- **WRITTEN INSTRUCTION**:
Extract the full set of records that follows, word for word.

- **MATERIAL FOR THIS TASK**:
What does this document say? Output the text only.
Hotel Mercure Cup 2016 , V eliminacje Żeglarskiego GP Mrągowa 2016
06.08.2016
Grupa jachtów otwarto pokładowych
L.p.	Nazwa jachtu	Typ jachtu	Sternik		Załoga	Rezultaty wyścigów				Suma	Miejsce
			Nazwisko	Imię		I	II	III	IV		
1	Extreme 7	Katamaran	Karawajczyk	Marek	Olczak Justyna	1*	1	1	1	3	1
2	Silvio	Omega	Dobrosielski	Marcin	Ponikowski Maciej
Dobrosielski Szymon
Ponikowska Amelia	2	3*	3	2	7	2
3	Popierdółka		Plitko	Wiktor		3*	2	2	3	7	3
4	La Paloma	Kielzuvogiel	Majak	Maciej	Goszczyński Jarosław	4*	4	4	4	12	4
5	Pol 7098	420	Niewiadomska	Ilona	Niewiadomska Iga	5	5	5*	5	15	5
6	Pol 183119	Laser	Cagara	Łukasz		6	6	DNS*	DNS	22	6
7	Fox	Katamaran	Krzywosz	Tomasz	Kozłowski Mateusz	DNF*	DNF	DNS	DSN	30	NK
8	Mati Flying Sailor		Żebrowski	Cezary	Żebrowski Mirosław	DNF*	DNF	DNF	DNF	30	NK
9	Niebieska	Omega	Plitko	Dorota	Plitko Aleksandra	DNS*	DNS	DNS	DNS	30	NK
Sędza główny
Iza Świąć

- **ANSWER TO THE EXERCISE**:
What does this document say? Output the text only.
Hotel Mercure Cup 2016 , V eliminacje Żeglarskiego GP Mrągowa 2016
06.08.2016
Grupa jachtów otwarto pokładowych
L.p.	Nazwa jachtu	Typ jachtu	Sternik		Załoga	Rezultaty wyścigów				Suma	Miejsce
			Nazwisko	Imię		I	II	III	IV		
1	Extreme 7	Katamaran	Karawajczyk	Marek	Olczak Justyna	1*	1	1	1	3	1
2	Silvio	Omega	Dobrosielski	Marcin	Ponikowski Maciej
Dobrosielski Szymon
Ponikowska Amelia	2	3*	3	2	7	2
3	Popierdółka		Plitko	Wiktor		3*	2	2	3	7	3
4	La Paloma	Kielzuvogiel	Majak	Maciej	Goszczyński Jarosław	4*	4	4	4	12	4
5	Pol 7098	420	Niewiadomska	Ilona	Niewiadomska Iga	5	5	5*	5	15	5
6	Pol 183119	Laser	Cagara	Łukasz		6	6	DNS*	DNS	22	6
7	Fox	Katamaran	Krzywosz	Tomasz	Kozłowski Mateusz	DNF*	DNF	DNS	DSN	30	NK
8	Mati Flying Sailor		Żebrowski	Cezary	Żebrowski Mirosław	DNF*	DNF	DNF	DNF	30	NK
9	Niebieska	Omega	Plitko	Dorota	Plitko Aleksandra	DNS*	DNS	DNS	DNS	30	NK
Sędza główny
Iza Świąć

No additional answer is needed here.